#### Extract provided

-- BEGIN --

The Barbarity of Sabaton
"I am not responsible", says the kapo. "I am not responsible", says the officer. "I am not responsible". Who is responsible then?
WARNING: Below there are mentions and Images of the Holocaust
Introduction
And I have to say that when somebody sets himself up, and for whatever reason sings mauldin music about Vietnam being unbearable I find that really it is the song that is in fact unbearable, in that by taking the horrendous and making it somehow consumable, it ends up wringing something like consumption-qualities out of it.
- Theodor Adorno on Vietnam protest music
Adorno is sometimes misquoted as saying ‘it is impossible to write poetry after Auschwitz.’ This is an oversimplification, and in some manner he walked it back in his later work ‘Negative Dialectics.’ What he writes at the end of ‘Cultural Criticism of Society’ is:
Cultural criticism finds itself faced with the final stage of culture and barbarism. To write poetry after Auschwitz is barbaric. And this corrodes even the knowledge of why it has become impossible to write poetry today. Absolute reification, which presupposed intellectual progress as one of its elements, is now preparing to absorb the mind entirely. Critical intelligence cannot be equal to this challenge as long as it confines itself to self-satisfied contemplation.

-- END --

#### Data rows
-- BEGIN --

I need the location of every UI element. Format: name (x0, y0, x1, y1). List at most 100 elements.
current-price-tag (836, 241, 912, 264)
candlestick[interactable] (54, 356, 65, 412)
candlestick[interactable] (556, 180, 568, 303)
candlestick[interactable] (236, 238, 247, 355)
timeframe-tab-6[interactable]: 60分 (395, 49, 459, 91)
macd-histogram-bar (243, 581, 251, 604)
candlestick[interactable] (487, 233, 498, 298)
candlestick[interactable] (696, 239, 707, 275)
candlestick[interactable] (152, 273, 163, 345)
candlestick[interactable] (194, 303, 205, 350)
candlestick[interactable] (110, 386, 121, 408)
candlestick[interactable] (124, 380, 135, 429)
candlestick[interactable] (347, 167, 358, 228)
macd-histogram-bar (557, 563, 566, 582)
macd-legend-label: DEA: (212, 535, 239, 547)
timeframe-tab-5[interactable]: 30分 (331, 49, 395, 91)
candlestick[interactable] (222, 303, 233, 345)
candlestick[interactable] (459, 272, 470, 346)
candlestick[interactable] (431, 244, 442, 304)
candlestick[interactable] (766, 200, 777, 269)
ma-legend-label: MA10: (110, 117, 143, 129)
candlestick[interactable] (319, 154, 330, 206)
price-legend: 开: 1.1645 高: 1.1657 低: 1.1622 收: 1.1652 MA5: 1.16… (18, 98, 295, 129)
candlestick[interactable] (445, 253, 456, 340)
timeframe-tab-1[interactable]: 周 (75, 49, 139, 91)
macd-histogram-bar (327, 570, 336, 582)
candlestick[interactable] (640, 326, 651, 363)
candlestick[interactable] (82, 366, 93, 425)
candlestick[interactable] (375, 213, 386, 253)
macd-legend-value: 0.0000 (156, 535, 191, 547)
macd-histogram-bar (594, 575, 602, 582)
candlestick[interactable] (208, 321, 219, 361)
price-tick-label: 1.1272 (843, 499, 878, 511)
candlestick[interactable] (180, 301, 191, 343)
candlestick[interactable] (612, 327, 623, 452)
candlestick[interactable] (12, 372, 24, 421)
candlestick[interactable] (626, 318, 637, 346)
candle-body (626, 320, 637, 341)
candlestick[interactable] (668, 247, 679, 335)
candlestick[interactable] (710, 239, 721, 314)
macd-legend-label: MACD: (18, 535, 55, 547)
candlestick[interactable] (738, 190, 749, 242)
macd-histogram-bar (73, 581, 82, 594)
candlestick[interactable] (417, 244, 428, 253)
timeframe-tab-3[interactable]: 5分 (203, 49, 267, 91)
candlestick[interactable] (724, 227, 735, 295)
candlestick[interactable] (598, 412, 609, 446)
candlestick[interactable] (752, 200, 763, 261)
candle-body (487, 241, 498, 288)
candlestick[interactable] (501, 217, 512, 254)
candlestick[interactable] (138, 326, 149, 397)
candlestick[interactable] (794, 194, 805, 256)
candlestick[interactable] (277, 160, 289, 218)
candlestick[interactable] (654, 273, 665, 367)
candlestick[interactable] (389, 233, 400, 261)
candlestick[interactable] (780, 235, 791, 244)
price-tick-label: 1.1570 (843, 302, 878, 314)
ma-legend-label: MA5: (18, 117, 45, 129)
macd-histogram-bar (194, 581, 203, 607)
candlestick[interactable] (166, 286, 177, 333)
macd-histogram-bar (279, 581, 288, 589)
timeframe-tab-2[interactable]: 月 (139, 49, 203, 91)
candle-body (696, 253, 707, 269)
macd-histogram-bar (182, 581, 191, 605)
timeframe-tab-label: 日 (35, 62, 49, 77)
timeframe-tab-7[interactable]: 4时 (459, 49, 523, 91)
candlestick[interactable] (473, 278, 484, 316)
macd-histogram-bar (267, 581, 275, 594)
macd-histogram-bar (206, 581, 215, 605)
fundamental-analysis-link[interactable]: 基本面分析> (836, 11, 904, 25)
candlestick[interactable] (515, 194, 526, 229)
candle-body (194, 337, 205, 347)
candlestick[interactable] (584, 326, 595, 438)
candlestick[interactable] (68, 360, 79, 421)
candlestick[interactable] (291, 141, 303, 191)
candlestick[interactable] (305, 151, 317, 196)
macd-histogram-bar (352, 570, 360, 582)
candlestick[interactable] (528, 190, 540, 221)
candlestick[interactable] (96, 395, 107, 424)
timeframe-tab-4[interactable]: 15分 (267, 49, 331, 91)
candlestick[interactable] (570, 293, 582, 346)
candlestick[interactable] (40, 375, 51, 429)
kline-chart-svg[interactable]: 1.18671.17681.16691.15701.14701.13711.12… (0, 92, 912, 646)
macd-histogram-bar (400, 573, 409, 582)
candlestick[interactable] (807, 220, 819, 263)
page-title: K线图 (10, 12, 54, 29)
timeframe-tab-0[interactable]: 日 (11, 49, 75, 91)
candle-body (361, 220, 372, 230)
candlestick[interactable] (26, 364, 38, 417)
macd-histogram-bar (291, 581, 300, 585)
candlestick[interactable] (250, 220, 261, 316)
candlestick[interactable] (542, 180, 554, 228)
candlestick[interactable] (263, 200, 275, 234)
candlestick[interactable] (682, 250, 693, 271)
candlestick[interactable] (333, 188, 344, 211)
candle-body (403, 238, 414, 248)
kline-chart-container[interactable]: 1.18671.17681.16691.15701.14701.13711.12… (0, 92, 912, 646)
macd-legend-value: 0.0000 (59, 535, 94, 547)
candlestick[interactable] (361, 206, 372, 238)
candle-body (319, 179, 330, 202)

-- END --

#### Tasks for this exercise
- a) In the Sabaton essay, condense the paragraph beginning "Adorno is sometimes misquoted" into a short list that keeps its main facts.
- b) Reproduce word for word the stretch of the Sabaton essay from "The Barbarity of" through "consumption-qualities out of it.".
- c) Resume the Sabaton essay from the point where it stops, carrying its argument forward.

#### Outputs for the tasks
- a)
- Adorno is sometimes misquoted as saying "it is impossible to write poetry after Auschwitz."
- That version is an oversimplification.
- He partly walked the idea back in his later work "Negative Dialectics."
- His actual wording comes at the end of "Cultural Criticism of Society."

- b)
The Barbarity of Sabaton
"I am not responsible", says the kapo. "I am not responsible", says the officer. "I am not responsible". Who is responsible then?
WARNING: Below there are mentions and Images of the Holocaust
Introduction
And I have to say that when somebody sets himself up, and for whatever reason sings mauldin music about Vietnam being unbearable I find that really it is the song that is in fact unbearable, in that by taking the horrendous and making it somehow consumable, it ends up wringing something like consumption-qualities out of it.

- c)
- Theodor Adorno, Cultural Criticism and Society
The point he is making is that cultural criticism is becoming completely absorbed by the culture industry, its function is becoming to denote what is and is not good. Cultural critics are becoming free advertisers, even the justifiers of the culture industry. This is essentially the function of the film review. Hence, the task of cultural criticism is to “decipher the general social tendencies which are expressed in these [cultural] phenomena and through which the most powerful interests realise themselves. Cultural criticism must become social physiognomy.”1 It must become the opposite of reified conscious, cultural criticism needs to be able to point out the domination of society by the culture industry. This is what separates criticism from analysis. Cultural analysis or media analysis might look at a film like Barbie and point out its feminist themes, treating the object like a work of art separate from the structure that produces it. Criticism on the other hand ignores any aesthetic function the object of Barbie may hold and goes straight to the analysis of its role within the culture industry. Whilst at the same time making sure not to reify it to the extent that it possesses some unique role or is the only cause of ideology. In short, cultural criticism always looks at structures and power relations rather than the aesthetics of works.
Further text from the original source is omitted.